• **What is asked**: Scan the material for the word "menu", and copy each line where it shows up.

• **Dataset rows**:
********************

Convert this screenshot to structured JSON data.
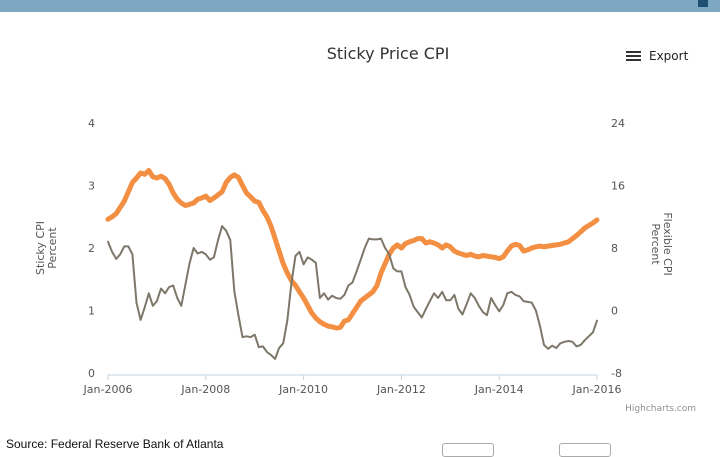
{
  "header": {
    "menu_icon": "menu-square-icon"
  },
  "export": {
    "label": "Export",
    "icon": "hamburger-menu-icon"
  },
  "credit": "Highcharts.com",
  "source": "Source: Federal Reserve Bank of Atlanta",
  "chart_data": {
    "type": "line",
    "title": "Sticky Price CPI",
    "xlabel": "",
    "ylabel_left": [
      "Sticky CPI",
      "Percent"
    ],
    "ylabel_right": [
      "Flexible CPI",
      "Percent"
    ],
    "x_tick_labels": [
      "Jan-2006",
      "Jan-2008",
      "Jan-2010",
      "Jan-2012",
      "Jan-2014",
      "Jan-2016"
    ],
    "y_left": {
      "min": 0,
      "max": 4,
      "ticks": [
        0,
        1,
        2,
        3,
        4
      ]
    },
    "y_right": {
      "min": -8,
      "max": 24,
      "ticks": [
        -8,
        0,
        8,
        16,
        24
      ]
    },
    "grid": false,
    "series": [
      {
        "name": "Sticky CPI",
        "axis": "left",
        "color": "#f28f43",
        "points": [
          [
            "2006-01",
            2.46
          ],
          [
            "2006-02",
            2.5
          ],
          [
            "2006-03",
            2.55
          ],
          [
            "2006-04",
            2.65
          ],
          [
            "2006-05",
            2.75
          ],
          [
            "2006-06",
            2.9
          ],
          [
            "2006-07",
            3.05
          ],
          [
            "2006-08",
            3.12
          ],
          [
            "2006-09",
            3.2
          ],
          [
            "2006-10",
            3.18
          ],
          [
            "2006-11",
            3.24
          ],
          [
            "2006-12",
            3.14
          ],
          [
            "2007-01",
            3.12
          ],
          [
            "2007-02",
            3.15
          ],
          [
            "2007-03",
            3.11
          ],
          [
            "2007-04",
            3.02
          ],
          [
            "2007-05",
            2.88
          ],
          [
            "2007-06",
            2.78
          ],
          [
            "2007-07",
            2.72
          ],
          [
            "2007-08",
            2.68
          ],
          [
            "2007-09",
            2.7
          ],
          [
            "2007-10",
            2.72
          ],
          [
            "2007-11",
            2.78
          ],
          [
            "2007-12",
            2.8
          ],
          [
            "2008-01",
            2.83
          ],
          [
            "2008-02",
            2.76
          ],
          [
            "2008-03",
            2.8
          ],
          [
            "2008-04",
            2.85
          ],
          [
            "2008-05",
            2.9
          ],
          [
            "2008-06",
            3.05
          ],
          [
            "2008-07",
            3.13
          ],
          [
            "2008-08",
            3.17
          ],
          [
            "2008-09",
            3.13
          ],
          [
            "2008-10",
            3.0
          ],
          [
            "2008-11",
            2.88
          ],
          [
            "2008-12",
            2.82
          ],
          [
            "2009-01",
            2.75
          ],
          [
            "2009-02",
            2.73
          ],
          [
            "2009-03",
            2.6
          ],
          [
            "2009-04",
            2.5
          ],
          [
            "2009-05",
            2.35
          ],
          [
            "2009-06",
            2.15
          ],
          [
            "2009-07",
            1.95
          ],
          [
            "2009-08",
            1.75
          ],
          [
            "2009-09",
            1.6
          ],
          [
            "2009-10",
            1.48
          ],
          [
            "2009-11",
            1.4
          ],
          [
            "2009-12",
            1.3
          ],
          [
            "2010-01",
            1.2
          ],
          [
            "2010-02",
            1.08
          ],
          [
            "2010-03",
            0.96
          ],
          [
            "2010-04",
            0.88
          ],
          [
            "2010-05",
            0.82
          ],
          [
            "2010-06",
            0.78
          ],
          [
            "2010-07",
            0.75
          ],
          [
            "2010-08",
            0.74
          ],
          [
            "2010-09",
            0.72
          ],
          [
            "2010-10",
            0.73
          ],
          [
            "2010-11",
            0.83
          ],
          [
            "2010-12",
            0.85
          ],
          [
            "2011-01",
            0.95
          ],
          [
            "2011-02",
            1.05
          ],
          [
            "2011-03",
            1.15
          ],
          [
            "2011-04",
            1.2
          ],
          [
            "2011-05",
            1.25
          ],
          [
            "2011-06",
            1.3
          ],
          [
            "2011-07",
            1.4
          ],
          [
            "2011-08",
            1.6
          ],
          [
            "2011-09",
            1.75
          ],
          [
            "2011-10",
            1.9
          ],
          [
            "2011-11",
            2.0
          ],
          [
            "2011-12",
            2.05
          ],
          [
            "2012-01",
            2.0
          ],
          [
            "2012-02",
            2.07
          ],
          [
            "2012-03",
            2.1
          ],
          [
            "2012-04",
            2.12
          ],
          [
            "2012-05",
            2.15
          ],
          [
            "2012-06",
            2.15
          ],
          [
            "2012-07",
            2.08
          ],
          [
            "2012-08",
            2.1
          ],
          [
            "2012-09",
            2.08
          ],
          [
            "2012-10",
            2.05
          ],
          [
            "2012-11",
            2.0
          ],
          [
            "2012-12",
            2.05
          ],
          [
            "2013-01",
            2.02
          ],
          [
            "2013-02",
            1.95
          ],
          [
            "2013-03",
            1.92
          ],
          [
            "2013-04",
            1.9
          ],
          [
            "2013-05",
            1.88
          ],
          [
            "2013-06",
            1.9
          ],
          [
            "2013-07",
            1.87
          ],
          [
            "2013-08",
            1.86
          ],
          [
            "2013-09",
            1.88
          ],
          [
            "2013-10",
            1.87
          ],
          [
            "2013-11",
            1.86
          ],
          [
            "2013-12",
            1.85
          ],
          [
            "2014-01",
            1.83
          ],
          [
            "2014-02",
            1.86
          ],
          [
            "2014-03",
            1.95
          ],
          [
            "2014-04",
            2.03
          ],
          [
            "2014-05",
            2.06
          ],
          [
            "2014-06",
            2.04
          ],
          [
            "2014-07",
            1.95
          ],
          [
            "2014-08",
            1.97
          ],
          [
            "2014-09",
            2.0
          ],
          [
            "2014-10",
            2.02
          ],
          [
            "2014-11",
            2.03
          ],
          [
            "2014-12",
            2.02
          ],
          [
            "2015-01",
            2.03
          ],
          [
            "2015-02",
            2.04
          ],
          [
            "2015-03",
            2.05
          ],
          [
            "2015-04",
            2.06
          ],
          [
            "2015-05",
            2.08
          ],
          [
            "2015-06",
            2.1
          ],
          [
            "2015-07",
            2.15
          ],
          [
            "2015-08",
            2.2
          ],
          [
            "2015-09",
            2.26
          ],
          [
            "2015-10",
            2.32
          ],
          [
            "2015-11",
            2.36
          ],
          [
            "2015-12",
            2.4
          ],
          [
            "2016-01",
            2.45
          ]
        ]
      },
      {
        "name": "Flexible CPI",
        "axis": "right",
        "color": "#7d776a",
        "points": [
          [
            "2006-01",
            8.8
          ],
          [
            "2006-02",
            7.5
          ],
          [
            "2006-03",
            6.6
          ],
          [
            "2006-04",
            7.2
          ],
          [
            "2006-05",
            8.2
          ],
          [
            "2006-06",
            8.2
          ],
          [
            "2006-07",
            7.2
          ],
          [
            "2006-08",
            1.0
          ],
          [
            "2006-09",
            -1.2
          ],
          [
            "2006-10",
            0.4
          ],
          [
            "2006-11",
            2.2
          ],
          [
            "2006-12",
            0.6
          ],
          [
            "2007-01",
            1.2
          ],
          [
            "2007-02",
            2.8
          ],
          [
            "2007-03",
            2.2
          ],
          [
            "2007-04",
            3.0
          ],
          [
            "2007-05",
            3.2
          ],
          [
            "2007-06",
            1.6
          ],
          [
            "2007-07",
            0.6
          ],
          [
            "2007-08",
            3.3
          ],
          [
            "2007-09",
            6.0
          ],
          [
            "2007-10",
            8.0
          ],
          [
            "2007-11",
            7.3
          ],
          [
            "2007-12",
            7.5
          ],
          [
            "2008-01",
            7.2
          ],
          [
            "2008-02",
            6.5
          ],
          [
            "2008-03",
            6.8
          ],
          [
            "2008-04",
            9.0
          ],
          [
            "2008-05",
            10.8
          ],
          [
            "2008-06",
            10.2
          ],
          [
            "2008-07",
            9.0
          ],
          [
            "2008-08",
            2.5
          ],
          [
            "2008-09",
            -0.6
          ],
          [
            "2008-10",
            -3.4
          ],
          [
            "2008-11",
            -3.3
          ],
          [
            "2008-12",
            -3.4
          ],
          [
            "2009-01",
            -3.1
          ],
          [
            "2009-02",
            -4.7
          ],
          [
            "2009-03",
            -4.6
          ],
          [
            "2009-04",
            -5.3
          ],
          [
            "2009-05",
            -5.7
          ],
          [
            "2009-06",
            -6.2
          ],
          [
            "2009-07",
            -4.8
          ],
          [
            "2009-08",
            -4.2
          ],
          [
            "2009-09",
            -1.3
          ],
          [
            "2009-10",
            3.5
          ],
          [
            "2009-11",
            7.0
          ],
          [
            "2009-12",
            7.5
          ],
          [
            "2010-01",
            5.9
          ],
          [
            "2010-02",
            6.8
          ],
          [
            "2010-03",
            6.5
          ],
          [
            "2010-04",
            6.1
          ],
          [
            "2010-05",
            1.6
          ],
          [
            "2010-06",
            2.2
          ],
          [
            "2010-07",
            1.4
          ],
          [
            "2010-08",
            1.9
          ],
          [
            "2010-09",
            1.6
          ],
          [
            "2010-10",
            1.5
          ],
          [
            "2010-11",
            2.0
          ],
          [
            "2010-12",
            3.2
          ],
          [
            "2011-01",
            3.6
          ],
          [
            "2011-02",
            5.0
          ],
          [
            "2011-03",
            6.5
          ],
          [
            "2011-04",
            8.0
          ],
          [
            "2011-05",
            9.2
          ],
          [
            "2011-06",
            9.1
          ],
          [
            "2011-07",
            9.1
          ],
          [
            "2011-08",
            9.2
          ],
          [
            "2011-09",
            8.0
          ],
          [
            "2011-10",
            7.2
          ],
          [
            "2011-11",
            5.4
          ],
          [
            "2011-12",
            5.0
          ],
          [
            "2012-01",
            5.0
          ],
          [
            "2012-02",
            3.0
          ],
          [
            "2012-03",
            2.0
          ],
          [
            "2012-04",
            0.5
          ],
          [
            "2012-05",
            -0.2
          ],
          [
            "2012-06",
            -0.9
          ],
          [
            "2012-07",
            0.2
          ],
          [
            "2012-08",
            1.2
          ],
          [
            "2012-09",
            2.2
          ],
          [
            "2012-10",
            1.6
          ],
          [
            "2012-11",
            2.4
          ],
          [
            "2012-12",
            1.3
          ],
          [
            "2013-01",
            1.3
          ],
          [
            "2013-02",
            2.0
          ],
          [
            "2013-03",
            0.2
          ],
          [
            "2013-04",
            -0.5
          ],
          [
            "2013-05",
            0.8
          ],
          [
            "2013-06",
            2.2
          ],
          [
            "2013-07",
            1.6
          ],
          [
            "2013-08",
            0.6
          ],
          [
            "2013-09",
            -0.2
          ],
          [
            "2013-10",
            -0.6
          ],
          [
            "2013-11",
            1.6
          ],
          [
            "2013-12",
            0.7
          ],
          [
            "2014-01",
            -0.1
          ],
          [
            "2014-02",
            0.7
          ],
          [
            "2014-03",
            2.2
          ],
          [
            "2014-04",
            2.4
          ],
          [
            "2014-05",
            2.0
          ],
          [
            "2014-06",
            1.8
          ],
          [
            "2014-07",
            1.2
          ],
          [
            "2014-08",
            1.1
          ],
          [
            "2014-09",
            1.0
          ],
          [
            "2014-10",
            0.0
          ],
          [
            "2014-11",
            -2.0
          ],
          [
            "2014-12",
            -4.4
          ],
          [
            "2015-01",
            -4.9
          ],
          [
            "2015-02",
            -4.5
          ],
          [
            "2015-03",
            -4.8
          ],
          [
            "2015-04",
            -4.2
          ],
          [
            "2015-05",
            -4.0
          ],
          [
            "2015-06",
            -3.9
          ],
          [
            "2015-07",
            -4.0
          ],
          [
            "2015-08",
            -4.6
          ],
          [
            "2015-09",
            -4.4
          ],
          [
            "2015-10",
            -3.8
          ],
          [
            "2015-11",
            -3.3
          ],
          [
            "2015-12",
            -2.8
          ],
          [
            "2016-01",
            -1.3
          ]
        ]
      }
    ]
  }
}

********************

• **Answer to this exercise**:
    "menu_icon": "menu-square-icon"
    "icon": "hamburger-menu-icon"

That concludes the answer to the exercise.